Read the lines below and count those that have the word "MdFI". Respond with the number only.

(Dataset entries)
—————

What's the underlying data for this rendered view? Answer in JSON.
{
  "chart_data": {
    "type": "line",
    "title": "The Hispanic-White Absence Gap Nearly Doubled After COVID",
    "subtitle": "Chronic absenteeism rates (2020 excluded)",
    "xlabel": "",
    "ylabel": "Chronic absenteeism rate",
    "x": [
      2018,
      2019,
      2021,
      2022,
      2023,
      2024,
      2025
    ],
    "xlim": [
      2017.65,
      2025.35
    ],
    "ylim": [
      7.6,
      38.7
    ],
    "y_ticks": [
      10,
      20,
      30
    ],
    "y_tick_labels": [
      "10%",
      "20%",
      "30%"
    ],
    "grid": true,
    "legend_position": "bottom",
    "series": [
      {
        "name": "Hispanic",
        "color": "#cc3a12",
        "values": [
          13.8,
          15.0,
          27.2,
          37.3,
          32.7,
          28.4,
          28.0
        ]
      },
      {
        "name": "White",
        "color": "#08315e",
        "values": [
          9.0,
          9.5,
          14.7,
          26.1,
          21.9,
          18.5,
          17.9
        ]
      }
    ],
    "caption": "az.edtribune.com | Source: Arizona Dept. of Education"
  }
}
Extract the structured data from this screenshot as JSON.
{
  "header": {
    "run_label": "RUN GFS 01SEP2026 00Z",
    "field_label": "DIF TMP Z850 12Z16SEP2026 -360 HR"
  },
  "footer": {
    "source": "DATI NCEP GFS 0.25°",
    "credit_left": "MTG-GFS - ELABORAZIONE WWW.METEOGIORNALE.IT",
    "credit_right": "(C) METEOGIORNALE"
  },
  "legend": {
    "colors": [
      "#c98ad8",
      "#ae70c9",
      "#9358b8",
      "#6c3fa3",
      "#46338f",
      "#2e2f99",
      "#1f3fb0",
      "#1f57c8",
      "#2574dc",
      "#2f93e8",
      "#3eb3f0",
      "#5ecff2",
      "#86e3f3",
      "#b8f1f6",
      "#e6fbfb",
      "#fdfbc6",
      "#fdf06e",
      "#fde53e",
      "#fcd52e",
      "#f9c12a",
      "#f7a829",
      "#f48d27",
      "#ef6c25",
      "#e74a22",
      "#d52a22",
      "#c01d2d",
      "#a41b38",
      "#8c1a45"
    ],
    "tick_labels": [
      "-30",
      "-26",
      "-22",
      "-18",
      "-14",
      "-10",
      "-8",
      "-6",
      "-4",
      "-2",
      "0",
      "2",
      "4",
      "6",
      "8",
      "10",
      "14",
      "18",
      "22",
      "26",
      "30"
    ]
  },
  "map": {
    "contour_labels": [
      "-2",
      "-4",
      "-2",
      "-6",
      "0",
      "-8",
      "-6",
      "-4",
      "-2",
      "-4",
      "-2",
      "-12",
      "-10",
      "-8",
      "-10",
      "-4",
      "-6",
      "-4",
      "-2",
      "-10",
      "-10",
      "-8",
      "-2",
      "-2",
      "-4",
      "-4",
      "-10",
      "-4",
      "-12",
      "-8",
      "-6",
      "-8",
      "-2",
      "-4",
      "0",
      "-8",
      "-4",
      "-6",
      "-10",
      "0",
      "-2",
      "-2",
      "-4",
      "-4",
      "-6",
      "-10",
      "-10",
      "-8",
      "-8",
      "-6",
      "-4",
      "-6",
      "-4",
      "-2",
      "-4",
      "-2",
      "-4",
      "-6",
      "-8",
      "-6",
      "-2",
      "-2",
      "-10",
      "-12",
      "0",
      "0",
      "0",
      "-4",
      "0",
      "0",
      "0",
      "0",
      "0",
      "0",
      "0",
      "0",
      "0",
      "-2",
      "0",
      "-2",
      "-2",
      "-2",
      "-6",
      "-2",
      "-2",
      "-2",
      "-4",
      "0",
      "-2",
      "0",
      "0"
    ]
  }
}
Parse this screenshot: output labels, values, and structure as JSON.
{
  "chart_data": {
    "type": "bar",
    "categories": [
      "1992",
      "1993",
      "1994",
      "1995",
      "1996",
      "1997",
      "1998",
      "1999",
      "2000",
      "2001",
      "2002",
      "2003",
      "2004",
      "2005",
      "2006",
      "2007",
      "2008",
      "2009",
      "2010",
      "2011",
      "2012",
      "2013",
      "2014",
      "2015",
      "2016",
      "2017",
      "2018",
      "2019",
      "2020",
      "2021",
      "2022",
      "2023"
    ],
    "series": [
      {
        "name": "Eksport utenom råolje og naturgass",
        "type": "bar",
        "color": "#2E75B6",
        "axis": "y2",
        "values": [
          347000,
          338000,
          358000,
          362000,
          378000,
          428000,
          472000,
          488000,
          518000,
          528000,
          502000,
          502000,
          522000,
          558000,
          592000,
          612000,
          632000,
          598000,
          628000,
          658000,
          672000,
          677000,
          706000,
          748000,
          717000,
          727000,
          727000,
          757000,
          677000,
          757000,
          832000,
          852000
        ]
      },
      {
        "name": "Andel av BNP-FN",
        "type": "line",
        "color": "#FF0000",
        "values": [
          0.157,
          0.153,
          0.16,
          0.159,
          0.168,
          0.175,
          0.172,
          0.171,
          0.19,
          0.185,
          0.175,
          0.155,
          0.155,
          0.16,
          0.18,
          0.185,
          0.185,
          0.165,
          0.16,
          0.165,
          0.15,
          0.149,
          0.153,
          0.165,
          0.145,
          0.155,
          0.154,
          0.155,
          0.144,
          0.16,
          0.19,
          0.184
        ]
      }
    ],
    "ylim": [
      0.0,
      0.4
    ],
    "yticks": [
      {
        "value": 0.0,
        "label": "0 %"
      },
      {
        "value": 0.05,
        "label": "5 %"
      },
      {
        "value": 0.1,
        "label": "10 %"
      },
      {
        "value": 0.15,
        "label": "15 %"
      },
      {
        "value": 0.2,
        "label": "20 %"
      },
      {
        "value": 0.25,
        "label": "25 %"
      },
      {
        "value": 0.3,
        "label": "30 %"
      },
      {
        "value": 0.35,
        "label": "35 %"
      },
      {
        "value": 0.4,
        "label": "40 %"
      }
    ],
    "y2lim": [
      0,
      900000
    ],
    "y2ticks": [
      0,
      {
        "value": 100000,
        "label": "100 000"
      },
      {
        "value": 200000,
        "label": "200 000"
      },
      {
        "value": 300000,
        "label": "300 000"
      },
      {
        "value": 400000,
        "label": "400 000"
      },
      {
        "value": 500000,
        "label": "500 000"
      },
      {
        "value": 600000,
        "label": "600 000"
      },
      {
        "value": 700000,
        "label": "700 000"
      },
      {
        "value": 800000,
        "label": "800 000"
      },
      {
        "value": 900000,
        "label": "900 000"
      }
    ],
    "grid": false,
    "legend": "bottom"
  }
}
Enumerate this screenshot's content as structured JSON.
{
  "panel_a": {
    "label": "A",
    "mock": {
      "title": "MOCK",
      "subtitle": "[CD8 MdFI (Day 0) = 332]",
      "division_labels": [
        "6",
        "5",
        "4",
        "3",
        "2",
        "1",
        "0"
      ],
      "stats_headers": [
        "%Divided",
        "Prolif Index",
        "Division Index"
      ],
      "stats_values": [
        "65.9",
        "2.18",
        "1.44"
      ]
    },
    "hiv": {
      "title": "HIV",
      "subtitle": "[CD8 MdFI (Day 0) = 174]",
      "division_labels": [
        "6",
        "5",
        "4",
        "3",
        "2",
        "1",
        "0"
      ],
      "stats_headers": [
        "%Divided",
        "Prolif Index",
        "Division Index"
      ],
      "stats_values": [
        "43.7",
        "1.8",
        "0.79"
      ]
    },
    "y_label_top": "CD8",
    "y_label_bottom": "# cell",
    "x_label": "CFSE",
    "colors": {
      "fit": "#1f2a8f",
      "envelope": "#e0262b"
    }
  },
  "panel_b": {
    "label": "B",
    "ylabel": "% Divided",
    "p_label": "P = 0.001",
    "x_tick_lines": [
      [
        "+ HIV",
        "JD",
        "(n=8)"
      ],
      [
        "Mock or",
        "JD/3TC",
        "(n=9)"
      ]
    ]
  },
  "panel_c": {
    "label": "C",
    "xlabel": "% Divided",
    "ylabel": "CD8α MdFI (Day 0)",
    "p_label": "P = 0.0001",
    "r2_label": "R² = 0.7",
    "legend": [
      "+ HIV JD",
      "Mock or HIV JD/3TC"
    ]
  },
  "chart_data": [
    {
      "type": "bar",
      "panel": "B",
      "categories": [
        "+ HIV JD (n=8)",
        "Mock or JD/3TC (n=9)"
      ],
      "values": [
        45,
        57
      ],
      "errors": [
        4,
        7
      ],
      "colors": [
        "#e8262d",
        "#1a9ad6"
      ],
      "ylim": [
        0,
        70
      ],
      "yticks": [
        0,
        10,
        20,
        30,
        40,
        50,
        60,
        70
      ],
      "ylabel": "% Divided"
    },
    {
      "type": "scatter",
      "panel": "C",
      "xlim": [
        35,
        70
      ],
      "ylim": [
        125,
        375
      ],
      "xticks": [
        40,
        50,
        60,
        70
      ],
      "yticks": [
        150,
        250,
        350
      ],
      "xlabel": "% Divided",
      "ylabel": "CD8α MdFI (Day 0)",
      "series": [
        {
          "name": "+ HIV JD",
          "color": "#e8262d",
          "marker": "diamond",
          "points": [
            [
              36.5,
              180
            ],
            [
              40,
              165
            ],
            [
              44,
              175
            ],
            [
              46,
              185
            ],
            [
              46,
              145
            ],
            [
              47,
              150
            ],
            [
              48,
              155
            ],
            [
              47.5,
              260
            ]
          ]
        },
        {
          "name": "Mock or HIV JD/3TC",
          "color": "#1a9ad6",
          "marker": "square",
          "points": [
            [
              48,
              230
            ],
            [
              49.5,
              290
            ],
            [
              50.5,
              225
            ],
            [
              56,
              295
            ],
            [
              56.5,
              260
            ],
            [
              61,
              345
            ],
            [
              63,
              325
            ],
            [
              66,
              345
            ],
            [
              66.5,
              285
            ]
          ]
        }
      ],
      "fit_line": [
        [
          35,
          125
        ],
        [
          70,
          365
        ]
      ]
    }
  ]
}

—————

_Reply to the exercise:_
4